## Dataset extract
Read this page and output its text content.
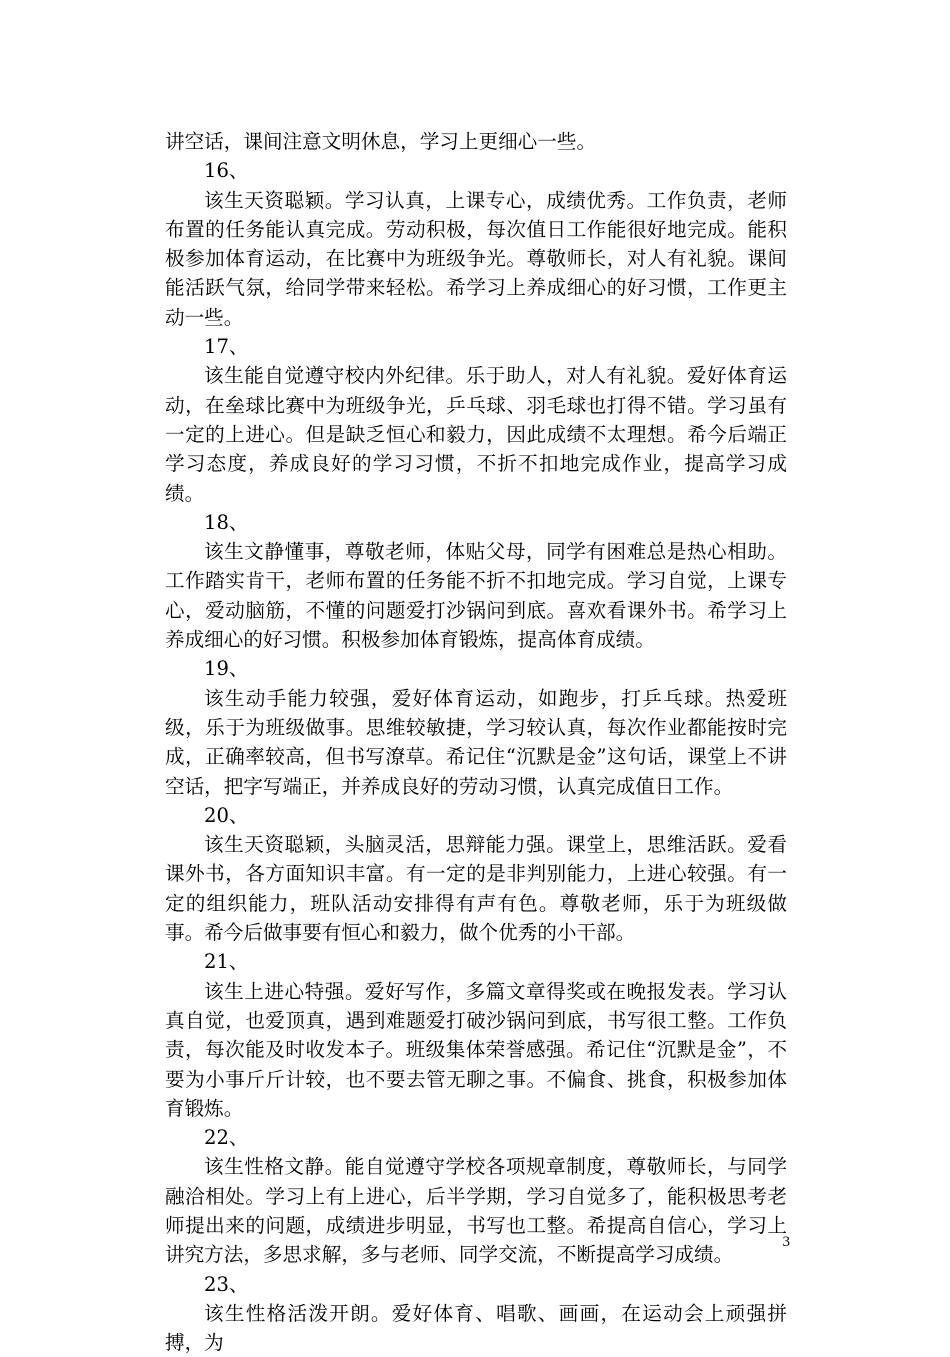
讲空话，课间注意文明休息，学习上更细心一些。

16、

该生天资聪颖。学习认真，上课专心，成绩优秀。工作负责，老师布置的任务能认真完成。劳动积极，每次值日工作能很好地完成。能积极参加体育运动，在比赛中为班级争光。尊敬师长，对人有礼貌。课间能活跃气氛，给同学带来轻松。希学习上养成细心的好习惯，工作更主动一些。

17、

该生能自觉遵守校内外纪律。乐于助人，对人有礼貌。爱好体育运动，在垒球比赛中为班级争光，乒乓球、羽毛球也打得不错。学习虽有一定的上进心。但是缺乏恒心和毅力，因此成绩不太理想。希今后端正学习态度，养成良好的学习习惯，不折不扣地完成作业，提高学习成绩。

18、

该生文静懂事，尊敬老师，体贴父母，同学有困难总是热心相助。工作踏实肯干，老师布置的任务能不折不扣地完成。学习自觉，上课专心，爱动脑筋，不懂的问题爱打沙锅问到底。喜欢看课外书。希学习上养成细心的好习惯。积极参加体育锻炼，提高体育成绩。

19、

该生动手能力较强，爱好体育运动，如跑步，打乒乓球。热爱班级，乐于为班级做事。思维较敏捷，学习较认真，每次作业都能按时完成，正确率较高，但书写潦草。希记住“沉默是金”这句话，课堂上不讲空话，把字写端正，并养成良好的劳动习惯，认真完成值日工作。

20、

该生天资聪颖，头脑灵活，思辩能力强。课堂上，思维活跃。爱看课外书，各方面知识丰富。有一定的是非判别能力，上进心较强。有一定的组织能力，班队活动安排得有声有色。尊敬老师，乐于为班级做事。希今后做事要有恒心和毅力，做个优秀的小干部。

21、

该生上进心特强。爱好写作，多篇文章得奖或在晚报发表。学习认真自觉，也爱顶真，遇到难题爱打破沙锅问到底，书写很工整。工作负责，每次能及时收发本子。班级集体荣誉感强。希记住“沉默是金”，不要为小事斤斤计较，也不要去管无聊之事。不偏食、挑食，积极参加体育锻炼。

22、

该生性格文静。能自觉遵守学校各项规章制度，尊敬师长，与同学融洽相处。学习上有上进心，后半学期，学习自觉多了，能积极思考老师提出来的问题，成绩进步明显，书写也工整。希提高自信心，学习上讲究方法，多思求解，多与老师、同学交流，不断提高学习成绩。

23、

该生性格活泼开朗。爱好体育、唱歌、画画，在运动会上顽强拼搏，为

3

...

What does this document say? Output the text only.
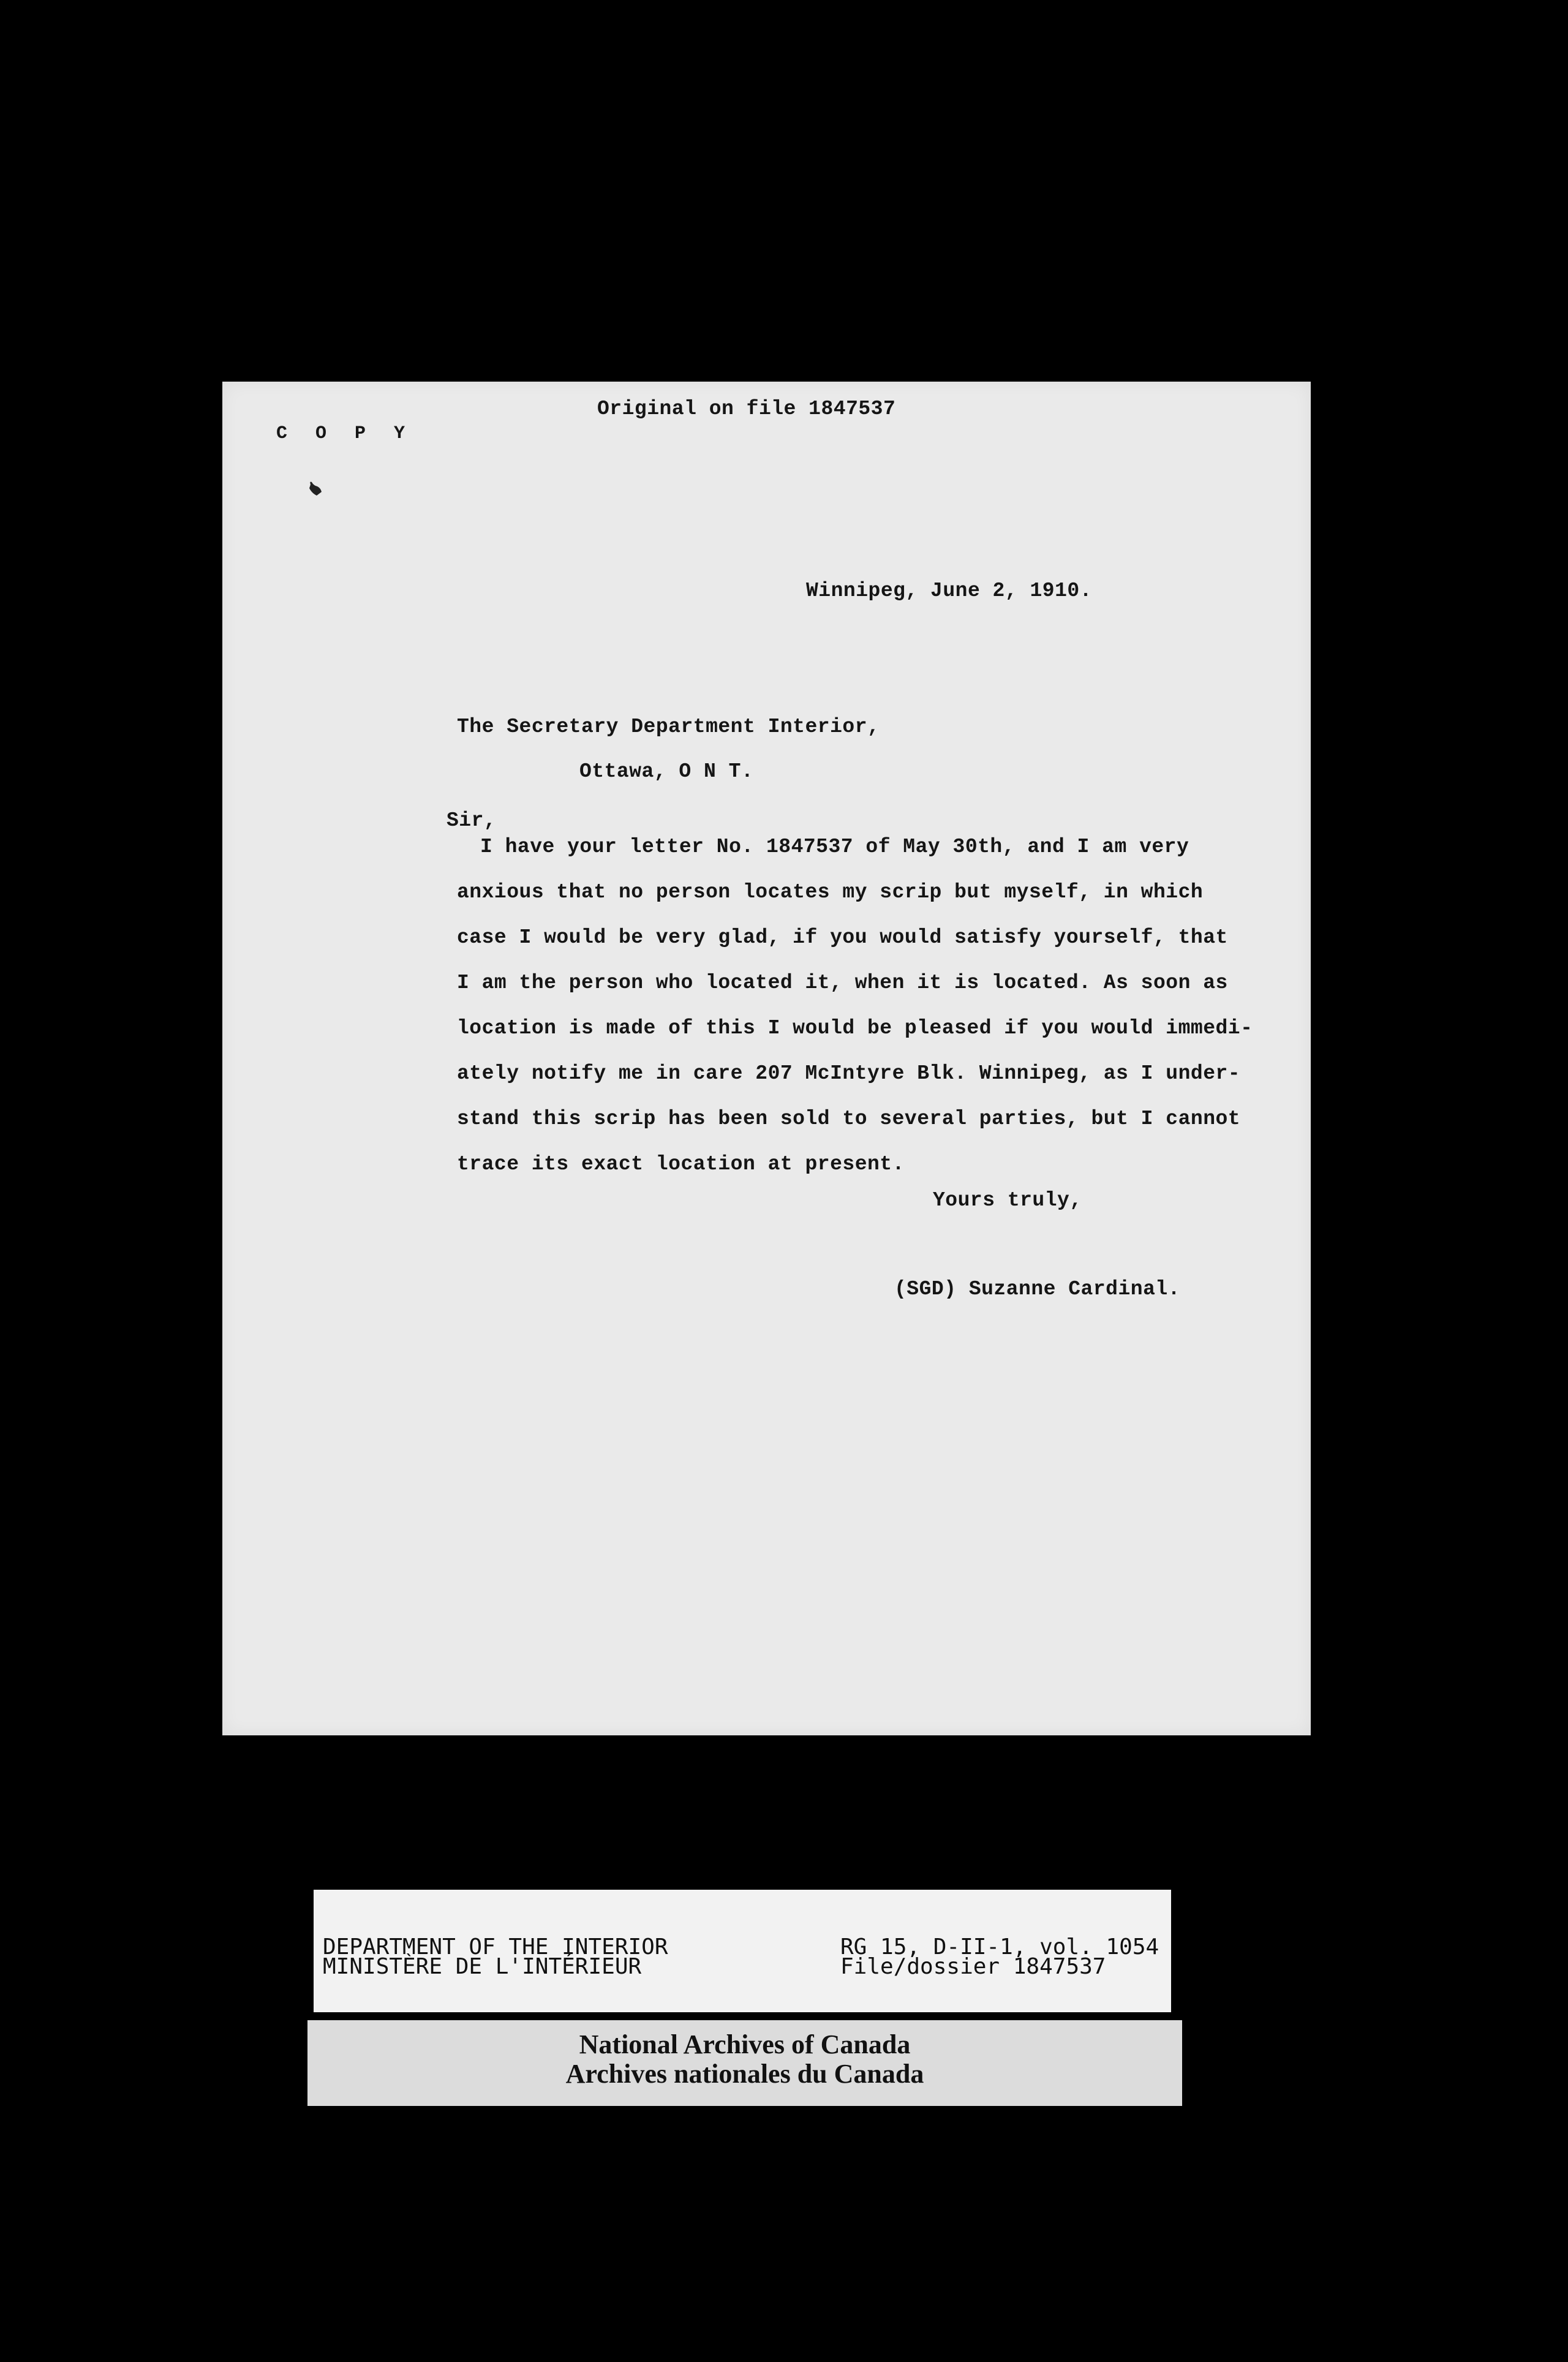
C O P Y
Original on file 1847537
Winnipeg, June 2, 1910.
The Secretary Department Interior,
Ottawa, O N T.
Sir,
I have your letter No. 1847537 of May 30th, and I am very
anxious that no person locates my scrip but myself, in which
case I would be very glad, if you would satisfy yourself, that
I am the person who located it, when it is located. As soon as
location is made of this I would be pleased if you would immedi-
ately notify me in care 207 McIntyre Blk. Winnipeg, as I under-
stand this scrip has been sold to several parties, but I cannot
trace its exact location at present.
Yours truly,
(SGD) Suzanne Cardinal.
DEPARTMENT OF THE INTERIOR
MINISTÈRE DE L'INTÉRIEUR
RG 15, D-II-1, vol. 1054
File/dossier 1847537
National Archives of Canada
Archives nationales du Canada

## Exercise prompt
Show all lines in the entries above where the word "text" appears.

## Finished task
Read this page and output its text content.
What does this document say? Output the text only.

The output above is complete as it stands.